**What is needed**: Give the number of lines in the data that contain "within", and nothing more.

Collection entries
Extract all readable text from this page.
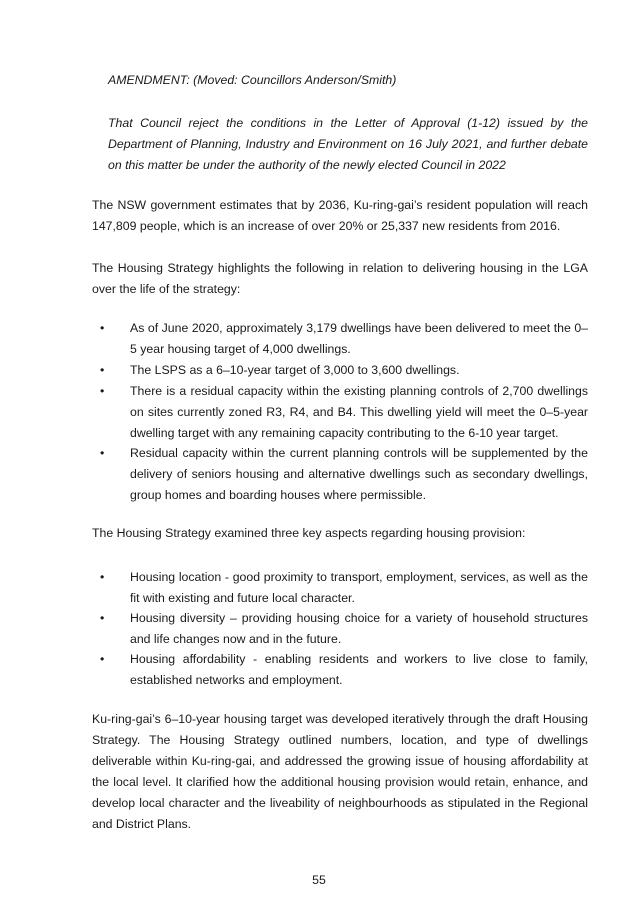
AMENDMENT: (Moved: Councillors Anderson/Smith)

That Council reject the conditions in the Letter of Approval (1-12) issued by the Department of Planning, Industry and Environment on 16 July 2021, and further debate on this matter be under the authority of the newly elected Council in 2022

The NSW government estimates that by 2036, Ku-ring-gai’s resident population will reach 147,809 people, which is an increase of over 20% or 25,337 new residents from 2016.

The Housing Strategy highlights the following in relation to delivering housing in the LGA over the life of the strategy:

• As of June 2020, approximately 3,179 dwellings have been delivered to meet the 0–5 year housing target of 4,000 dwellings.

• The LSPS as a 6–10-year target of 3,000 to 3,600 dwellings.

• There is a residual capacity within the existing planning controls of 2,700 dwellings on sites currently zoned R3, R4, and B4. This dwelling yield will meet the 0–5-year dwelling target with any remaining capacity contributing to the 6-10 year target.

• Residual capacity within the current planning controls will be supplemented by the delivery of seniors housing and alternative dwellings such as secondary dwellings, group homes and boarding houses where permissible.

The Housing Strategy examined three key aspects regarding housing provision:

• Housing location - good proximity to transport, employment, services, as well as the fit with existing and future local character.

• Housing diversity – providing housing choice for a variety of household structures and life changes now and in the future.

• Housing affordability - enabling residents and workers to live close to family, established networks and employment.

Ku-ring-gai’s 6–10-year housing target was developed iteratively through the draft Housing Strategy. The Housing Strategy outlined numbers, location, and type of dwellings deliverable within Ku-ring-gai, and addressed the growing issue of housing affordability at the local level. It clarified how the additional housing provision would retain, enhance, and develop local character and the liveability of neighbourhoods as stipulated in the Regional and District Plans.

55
---
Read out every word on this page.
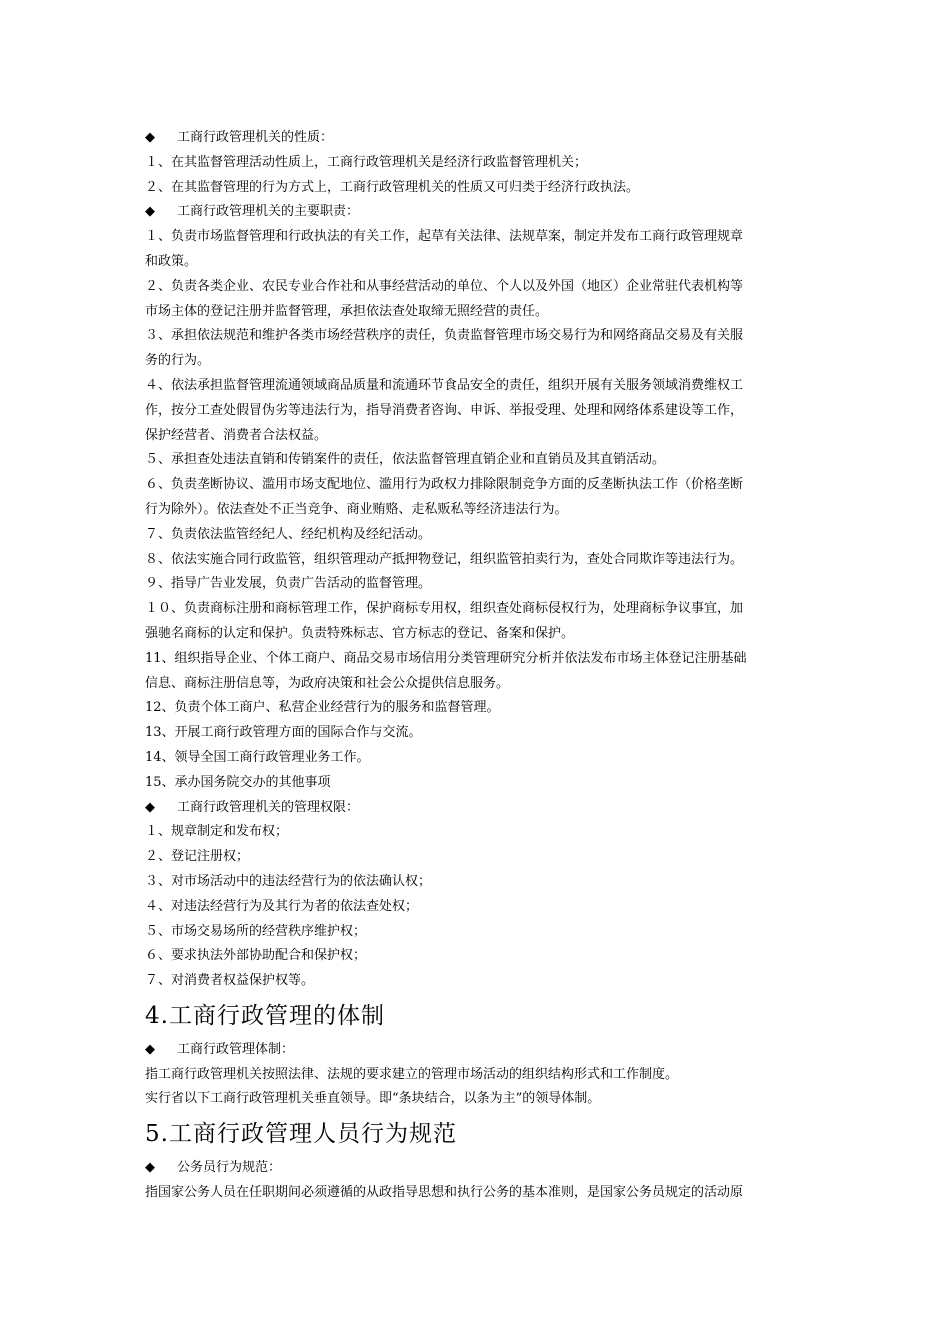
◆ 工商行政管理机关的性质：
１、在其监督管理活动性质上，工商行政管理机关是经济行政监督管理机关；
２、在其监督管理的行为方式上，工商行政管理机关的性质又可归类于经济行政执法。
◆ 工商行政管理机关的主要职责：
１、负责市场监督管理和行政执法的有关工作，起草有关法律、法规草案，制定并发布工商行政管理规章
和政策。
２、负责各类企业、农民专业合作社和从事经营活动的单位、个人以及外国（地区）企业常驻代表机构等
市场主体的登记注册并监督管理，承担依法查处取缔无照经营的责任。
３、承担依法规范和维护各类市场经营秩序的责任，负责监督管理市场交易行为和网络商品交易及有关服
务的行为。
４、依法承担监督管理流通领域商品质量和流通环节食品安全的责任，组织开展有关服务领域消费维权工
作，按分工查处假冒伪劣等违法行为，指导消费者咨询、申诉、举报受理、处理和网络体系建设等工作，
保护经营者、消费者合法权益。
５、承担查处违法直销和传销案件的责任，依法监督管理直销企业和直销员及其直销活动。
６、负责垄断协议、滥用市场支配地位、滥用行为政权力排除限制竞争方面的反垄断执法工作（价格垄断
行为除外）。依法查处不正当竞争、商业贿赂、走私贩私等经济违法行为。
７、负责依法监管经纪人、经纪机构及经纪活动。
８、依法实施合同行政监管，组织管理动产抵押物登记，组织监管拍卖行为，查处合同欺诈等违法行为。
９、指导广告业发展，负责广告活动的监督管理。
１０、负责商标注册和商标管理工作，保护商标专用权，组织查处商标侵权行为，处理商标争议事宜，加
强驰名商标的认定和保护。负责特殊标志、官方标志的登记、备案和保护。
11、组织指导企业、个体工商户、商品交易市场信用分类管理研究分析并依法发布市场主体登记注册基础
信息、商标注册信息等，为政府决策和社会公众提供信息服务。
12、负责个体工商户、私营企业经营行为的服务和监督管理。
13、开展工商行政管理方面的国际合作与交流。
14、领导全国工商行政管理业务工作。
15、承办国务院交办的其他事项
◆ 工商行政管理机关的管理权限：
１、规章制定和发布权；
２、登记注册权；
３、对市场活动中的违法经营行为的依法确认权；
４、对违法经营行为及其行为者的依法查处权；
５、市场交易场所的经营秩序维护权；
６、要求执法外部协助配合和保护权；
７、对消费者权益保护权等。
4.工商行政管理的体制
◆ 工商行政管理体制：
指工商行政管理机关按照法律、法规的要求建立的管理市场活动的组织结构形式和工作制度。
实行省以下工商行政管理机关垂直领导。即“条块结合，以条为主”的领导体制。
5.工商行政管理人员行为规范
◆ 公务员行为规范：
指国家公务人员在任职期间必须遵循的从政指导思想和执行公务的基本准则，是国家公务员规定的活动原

**Answer to the problem**: 3